Reproduce the listing below verbatim.

— Task input —
☆ ☆ ☆ ☆ ☆
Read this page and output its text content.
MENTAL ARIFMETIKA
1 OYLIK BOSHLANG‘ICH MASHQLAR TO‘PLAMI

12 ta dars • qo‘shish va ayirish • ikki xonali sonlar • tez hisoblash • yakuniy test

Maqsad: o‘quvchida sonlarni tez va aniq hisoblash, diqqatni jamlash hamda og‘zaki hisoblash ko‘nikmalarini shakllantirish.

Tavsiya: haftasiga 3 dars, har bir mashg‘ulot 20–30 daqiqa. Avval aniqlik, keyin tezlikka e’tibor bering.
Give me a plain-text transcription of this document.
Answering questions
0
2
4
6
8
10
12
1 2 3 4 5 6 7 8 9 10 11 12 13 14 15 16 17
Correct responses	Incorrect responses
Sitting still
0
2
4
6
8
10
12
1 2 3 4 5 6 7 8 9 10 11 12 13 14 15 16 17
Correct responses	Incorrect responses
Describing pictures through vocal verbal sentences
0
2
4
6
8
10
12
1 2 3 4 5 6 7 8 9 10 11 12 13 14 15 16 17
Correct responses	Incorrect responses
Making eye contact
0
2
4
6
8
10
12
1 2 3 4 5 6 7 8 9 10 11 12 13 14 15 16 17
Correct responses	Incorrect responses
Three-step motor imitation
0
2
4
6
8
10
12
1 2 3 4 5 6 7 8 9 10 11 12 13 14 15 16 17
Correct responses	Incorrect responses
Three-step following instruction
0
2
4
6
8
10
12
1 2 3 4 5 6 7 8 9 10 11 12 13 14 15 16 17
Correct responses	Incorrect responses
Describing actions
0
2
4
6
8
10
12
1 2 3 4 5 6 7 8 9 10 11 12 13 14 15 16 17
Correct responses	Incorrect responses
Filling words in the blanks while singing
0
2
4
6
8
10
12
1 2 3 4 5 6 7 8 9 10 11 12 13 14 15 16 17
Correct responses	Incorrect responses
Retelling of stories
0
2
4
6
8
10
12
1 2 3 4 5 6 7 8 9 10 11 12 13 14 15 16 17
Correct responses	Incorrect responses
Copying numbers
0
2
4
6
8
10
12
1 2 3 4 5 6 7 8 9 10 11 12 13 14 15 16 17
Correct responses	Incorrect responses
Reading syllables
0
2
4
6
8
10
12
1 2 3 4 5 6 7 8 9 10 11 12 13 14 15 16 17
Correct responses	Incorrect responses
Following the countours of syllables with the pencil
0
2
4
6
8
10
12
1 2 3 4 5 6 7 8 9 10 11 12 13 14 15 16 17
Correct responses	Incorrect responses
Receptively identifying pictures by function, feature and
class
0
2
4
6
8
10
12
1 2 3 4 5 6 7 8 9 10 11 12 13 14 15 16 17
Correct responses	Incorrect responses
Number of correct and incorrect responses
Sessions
☆ ☆ ☆ ☆ ☆
— Exercise result —
Read this page and output its text content.
MENTAL ARIFMETIKA
1 OYLIK BOSHLANG‘ICH MASHQLAR TO‘PLAMI

12 ta dars • qo‘shish va ayirish • ikki xonali sonlar • tez hisoblash • yakuniy test

Maqsad: o‘quvchida sonlarni tez va aniq hisoblash, diqqatni jamlash hamda og‘zaki hisoblash ko‘nikmalarini shakllantirish.

Tavsiya: haftasiga 3 dars, har bir mashg‘ulot 20–30 daqiqa. Avval aniqlik, keyin tezlikka e’tibor bering.
Give me a plain-text transcription of this document.
Answering questions
0
2
4
6
8
10
12
1 2 3 4 5 6 7 8 9 10 11 12 13 14 15 16 17
Correct responses	Incorrect responses
Sitting still
0
2
4
6
8
10
12
1 2 3 4 5 6 7 8 9 10 11 12 13 14 15 16 17
Correct responses	Incorrect responses
Describing pictures through vocal verbal sentences
0
2
4
6
8
10
12
1 2 3 4 5 6 7 8 9 10 11 12 13 14 15 16 17
Correct responses	Incorrect responses
Making eye contact
0
2
4
6
8
10
12
1 2 3 4 5 6 7 8 9 10 11 12 13 14 15 16 17
Correct responses	Incorrect responses
Three-step motor imitation
0
2
4
6
8
10
12
1 2 3 4 5 6 7 8 9 10 11 12 13 14 15 16 17
Correct responses	Incorrect responses
Three-step following instruction
0
2
4
6
8
10
12
1 2 3 4 5 6 7 8 9 10 11 12 13 14 15 16 17
Correct responses	Incorrect responses
Describing actions
0
2
4
6
8
10
12
1 2 3 4 5 6 7 8 9 10 11 12 13 14 15 16 17
Correct responses	Incorrect responses
Filling words in the blanks while singing
0
2
4
6
8
10
12
1 2 3 4 5 6 7 8 9 10 11 12 13 14 15 16 17
Correct responses	Incorrect responses
Retelling of stories
0
2
4
6
8
10
12
1 2 3 4 5 6 7 8 9 10 11 12 13 14 15 16 17
Correct responses	Incorrect responses
Copying numbers
0
2
4
6
8
10
12
1 2 3 4 5 6 7 8 9 10 11 12 13 14 15 16 17
Correct responses	Incorrect responses
Reading syllables
0
2
4
6
8
10
12
1 2 3 4 5 6 7 8 9 10 11 12 13 14 15 16 17
Correct responses	Incorrect responses
Following the countours of syllables with the pencil
0
2
4
6
8
10
12
1 2 3 4 5 6 7 8 9 10 11 12 13 14 15 16 17
Correct responses	Incorrect responses
Receptively identifying pictures by function, feature and
class
0
2
4
6
8
10
12
1 2 3 4 5 6 7 8 9 10 11 12 13 14 15 16 17
Correct responses	Incorrect responses
Number of correct and incorrect responses
Sessions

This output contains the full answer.